- **PROBLEM DESCRIPTION**:
Exclude any images and output the remaining records exactly.

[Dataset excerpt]
________________________________________

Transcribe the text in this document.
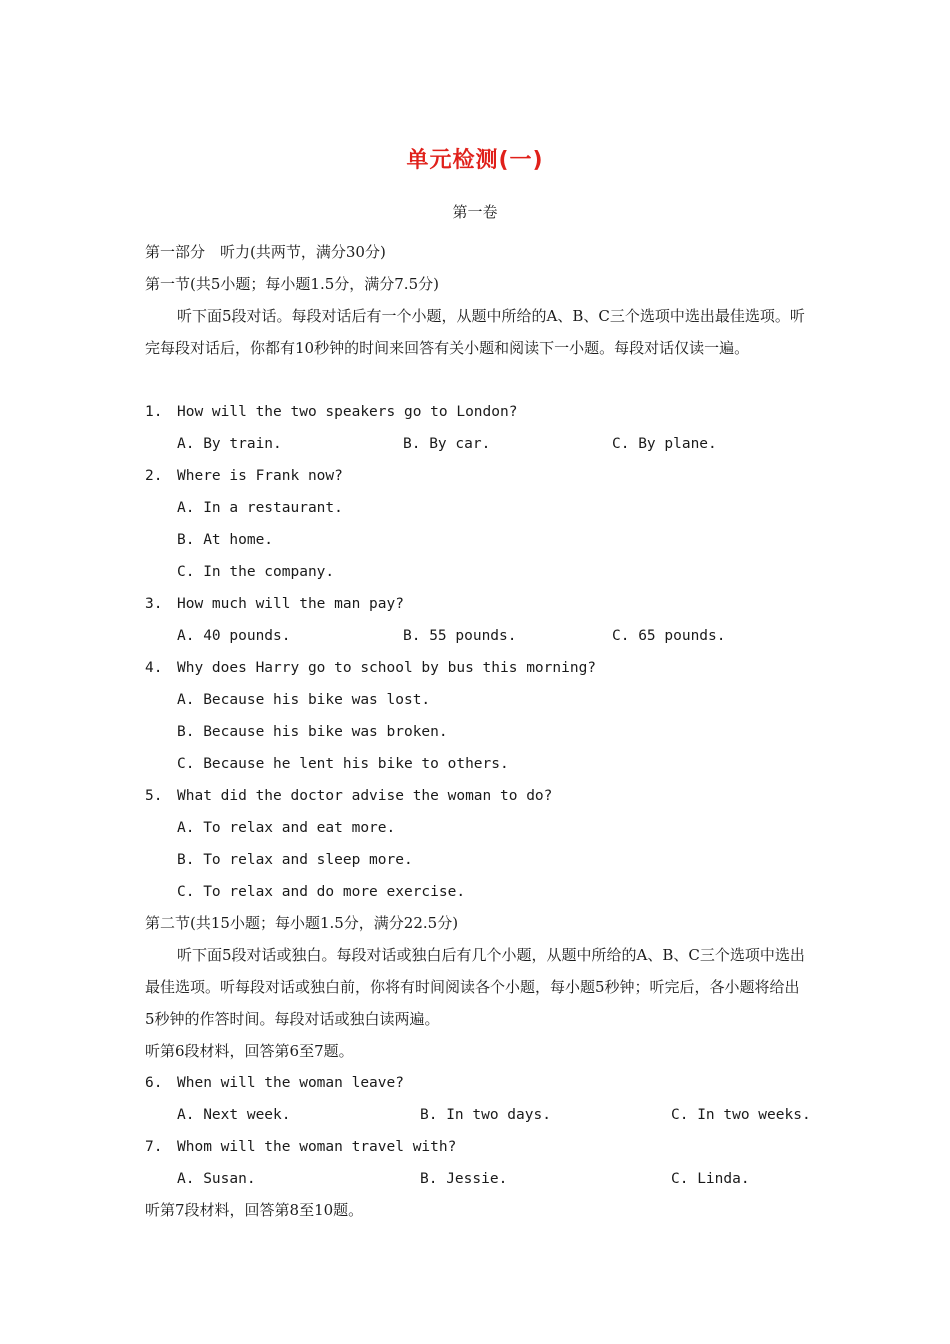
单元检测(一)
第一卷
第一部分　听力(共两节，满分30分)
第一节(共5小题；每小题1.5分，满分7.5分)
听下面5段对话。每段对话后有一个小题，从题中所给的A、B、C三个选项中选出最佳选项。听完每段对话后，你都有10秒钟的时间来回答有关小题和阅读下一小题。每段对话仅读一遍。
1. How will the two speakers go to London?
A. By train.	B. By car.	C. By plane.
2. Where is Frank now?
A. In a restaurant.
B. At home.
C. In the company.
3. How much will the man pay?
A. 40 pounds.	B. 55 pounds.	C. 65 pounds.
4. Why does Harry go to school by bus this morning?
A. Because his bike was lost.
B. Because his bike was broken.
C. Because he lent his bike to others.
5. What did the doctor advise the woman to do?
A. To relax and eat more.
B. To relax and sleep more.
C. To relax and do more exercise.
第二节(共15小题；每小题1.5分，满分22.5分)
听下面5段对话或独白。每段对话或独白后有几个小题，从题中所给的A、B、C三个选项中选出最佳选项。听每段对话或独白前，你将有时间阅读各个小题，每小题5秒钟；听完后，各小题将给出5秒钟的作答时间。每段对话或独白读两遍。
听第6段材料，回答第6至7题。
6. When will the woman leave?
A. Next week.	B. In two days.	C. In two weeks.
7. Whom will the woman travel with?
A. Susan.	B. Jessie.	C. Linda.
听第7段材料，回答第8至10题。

________________________________________

- **WORKED SOLUTION**:
Transcribe the text in this document.
单元检测(一)
第一卷
第一部分　听力(共两节，满分30分)
第一节(共5小题；每小题1.5分，满分7.5分)
听下面5段对话。每段对话后有一个小题，从题中所给的A、B、C三个选项中选出最佳选项。听完每段对话后，你都有10秒钟的时间来回答有关小题和阅读下一小题。每段对话仅读一遍。
1. How will the two speakers go to London?
A. By train.	B. By car.	C. By plane.
2. Where is Frank now?
A. In a restaurant.
B. At home.
C. In the company.
3. How much will the man pay?
A. 40 pounds.	B. 55 pounds.	C. 65 pounds.
4. Why does Harry go to school by bus this morning?
A. Because his bike was lost.
B. Because his bike was broken.
C. Because he lent his bike to others.
5. What did the doctor advise the woman to do?
A. To relax and eat more.
B. To relax and sleep more.
C. To relax and do more exercise.
第二节(共15小题；每小题1.5分，满分22.5分)
听下面5段对话或独白。每段对话或独白后有几个小题，从题中所给的A、B、C三个选项中选出最佳选项。听每段对话或独白前，你将有时间阅读各个小题，每小题5秒钟；听完后，各小题将给出5秒钟的作答时间。每段对话或独白读两遍。
听第6段材料，回答第6至7题。
6. When will the woman leave?
A. Next week.	B. In two days.	C. In two weeks.
7. Whom will the woman travel with?
A. Susan.	B. Jessie.	C. Linda.
听第7段材料，回答第8至10题。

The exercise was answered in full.